Exactly repeat the material, dropping every picture from the copy.

· · · ·

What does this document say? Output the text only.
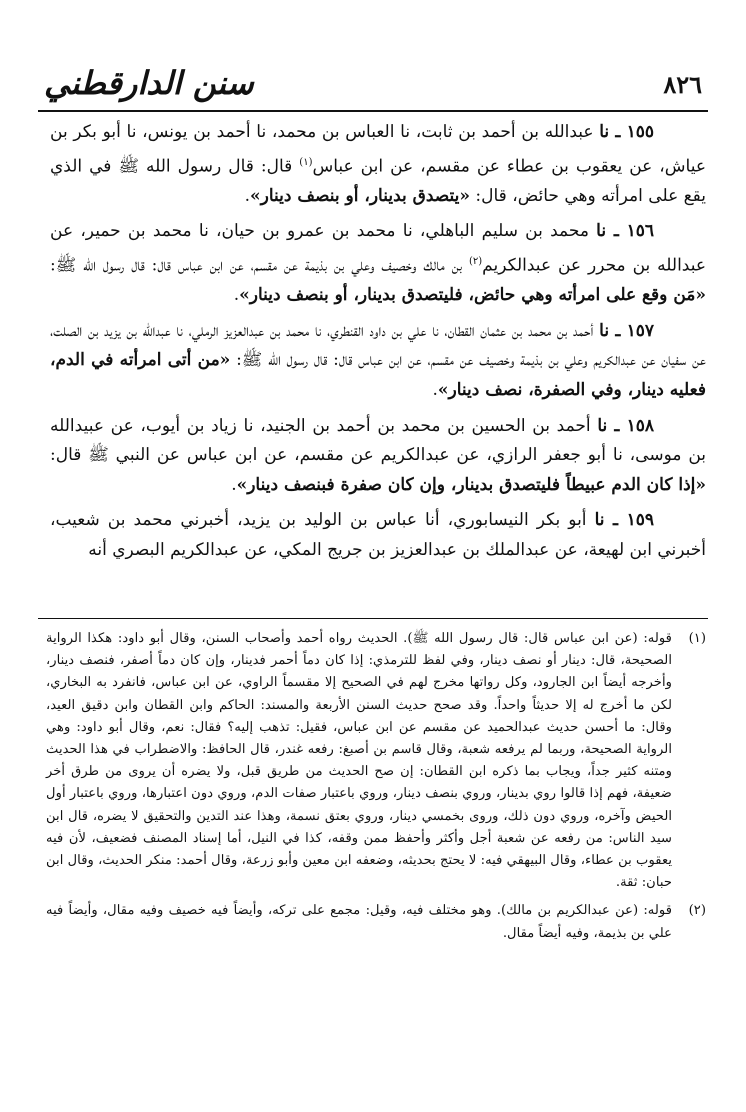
سنن الدارقطني	٨٢٦

١٥٥ ـ نا عبدالله بن أحمد بن ثابت، نا العباس بن محمد، نا أحمد بن يونس، نا أبو بكر بن عياش، عن يعقوب بن عطاء عن مقسم، عن ابن عباس$^{(١)}$ قال: قال رسول الله ﷺ في الذي يقع على امرأته وهي حائض، قال: «يتصدق بدينار، أو بنصف دينار».

١٥٦ ـ نا محمد بن سليم الباهلي، نا محمد بن عمرو بن حيان، نا محمد بن حمير، عن عبدالله بن محرر عن عبدالكريم$^{(٢)}$ بن مالك وخصيف وعلي بن بذيمة عن مقسم، عن ابن عباس قال: قال رسول الله ﷺ: «مَن وقع على امرأته وهي حائض، فليتصدق بدينار، أو بنصف دينار».

١٥٧ ـ نا أحمد بن محمد بن عثمان القطان، نا علي بن داود القنطري، نا محمد بن عبدالعزيز الرملي، نا عبدالله بن يزيد بن الصلت، عن سفيان عن عبدالكريم وعلي بن بذيمة وخصيف عن مقسم، عن ابن عباس قال: قال رسول الله ﷺ: «من أتى امرأته في الدم، فعليه دينار، وفي الصفرة، نصف دينار».

١٥٨ ـ نا أحمد بن الحسين بن محمد بن أحمد بن الجنيد، نا زياد بن أيوب، عن عبيدالله بن موسى، نا أبو جعفر الرازي، عن عبدالكريم عن مقسم، عن ابن عباس عن النبي ﷺ قال: «إذا كان الدم عبيطاً فليتصدق بدينار، وإن كان صفرة فبنصف دينار».

١٥٩ ـ نا أبو بكر النيسابوري، أنا عباس بن الوليد بن يزيد، أخبرني محمد بن شعيب، أخبرني ابن لهيعة، عن عبدالملك بن عبدالعزيز بن جريج المكي، عن عبدالكريم البصري أنه

(١)
قوله: (عن ابن عباس قال: قال رسول الله ﷺ). الحديث رواه أحمد وأصحاب السنن، وقال أبو داود: هكذا الرواية الصحيحة، قال: دينار أو نصف دينار، وفي لفظ للترمذي: إذا كان دماً أحمر فدينار، وإن كان دماً أصفر، فنصف دينار، وأخرجه أيضاً ابن الجارود، وكل رواتها مخرج لهم في الصحيح إلا مقسماً الراوي، عن ابن عباس، فانفرد به البخاري، لكن ما أخرج له إلا حديثاً واحداً. وقد صحح حديث السنن الأربعة والمسند: الحاكم وابن القطان وابن دقيق العيد، وقال: ما أحسن حديث عبدالحميد عن مقسم عن ابن عباس، فقيل: تذهب إليه؟ فقال: نعم، وقال أبو داود: وهي الرواية الصحيحة، وربما لم يرفعه شعبة، وقال قاسم بن أصبغ: رفعه غندر، قال الحافظ: والاضطراب في هذا الحديث ومتنه كثير جداً، ويجاب بما ذكره ابن القطان: إن صح الحديث من طريق قبل، ولا يضره أن يروى من طرق أخر ضعيفة، فهم إذا قالوا روي بدينار، وروي بنصف دينار، وروي باعتبار صفات الدم، وروي دون اعتبارها، وروي باعتبار أول الحيض وآخره، وروي دون ذلك، وروى بخمسي دينار، وروي بعتق نسمة، وهذا عند التدين والتحقيق لا يضره، قال ابن سيد الناس: من رفعه عن شعبة أجل وأكثر وأحفظ ممن وقفه، كذا في النيل، أما إسناد المصنف فضعيف، لأن فيه يعقوب بن عطاء، وقال البيهقي فيه: لا يحتج بحديثه، وضعفه ابن معين وأبو زرعة، وقال أحمد: منكر الحديث، وقال ابن حبان: ثقة.
(٢)
قوله: (عن عبدالكريم بن مالك). وهو مختلف فيه، وقيل: مجمع على تركه، وأيضاً فيه خصيف وفيه مقال، وأيضاً فيه علي بن بذيمة، وفيه أيضاً مقال.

· · · ·

**WRITTEN SOLUTION**
What does this document say? Output the text only.
سنن الدارقطني	٨٢٦

١٥٥ ـ نا عبدالله بن أحمد بن ثابت، نا العباس بن محمد، نا أحمد بن يونس، نا أبو بكر بن عياش، عن يعقوب بن عطاء عن مقسم، عن ابن عباس$^{(١)}$ قال: قال رسول الله ﷺ في الذي يقع على امرأته وهي حائض، قال: «يتصدق بدينار، أو بنصف دينار».

١٥٦ ـ نا محمد بن سليم الباهلي، نا محمد بن عمرو بن حيان، نا محمد بن حمير، عن عبدالله بن محرر عن عبدالكريم$^{(٢)}$ بن مالك وخصيف وعلي بن بذيمة عن مقسم، عن ابن عباس قال: قال رسول الله ﷺ: «مَن وقع على امرأته وهي حائض، فليتصدق بدينار، أو بنصف دينار».

١٥٧ ـ نا أحمد بن محمد بن عثمان القطان، نا علي بن داود القنطري، نا محمد بن عبدالعزيز الرملي، نا عبدالله بن يزيد بن الصلت، عن سفيان عن عبدالكريم وعلي بن بذيمة وخصيف عن مقسم، عن ابن عباس قال: قال رسول الله ﷺ: «من أتى امرأته في الدم، فعليه دينار، وفي الصفرة، نصف دينار».

١٥٨ ـ نا أحمد بن الحسين بن محمد بن أحمد بن الجنيد، نا زياد بن أيوب، عن عبيدالله بن موسى، نا أبو جعفر الرازي، عن عبدالكريم عن مقسم، عن ابن عباس عن النبي ﷺ قال: «إذا كان الدم عبيطاً فليتصدق بدينار، وإن كان صفرة فبنصف دينار».

١٥٩ ـ نا أبو بكر النيسابوري، أنا عباس بن الوليد بن يزيد، أخبرني محمد بن شعيب، أخبرني ابن لهيعة، عن عبدالملك بن عبدالعزيز بن جريج المكي، عن عبدالكريم البصري أنه

(١)
قوله: (عن ابن عباس قال: قال رسول الله ﷺ). الحديث رواه أحمد وأصحاب السنن، وقال أبو داود: هكذا الرواية الصحيحة، قال: دينار أو نصف دينار، وفي لفظ للترمذي: إذا كان دماً أحمر فدينار، وإن كان دماً أصفر، فنصف دينار، وأخرجه أيضاً ابن الجارود، وكل رواتها مخرج لهم في الصحيح إلا مقسماً الراوي، عن ابن عباس، فانفرد به البخاري، لكن ما أخرج له إلا حديثاً واحداً. وقد صحح حديث السنن الأربعة والمسند: الحاكم وابن القطان وابن دقيق العيد، وقال: ما أحسن حديث عبدالحميد عن مقسم عن ابن عباس، فقيل: تذهب إليه؟ فقال: نعم، وقال أبو داود: وهي الرواية الصحيحة، وربما لم يرفعه شعبة، وقال قاسم بن أصبغ: رفعه غندر، قال الحافظ: والاضطراب في هذا الحديث ومتنه كثير جداً، ويجاب بما ذكره ابن القطان: إن صح الحديث من طريق قبل، ولا يضره أن يروى من طرق أخر ضعيفة، فهم إذا قالوا روي بدينار، وروي بنصف دينار، وروي باعتبار صفات الدم، وروي دون اعتبارها، وروي باعتبار أول الحيض وآخره، وروي دون ذلك، وروى بخمسي دينار، وروي بعتق نسمة، وهذا عند التدين والتحقيق لا يضره، قال ابن سيد الناس: من رفعه عن شعبة أجل وأكثر وأحفظ ممن وقفه، كذا في النيل، أما إسناد المصنف فضعيف، لأن فيه يعقوب بن عطاء، وقال البيهقي فيه: لا يحتج بحديثه، وضعفه ابن معين وأبو زرعة، وقال أحمد: منكر الحديث، وقال ابن حبان: ثقة.
(٢)
قوله: (عن عبدالكريم بن مالك). وهو مختلف فيه، وقيل: مجمع على تركه، وأيضاً فيه خصيف وفيه مقال، وأيضاً فيه علي بن بذيمة، وفيه أيضاً مقال.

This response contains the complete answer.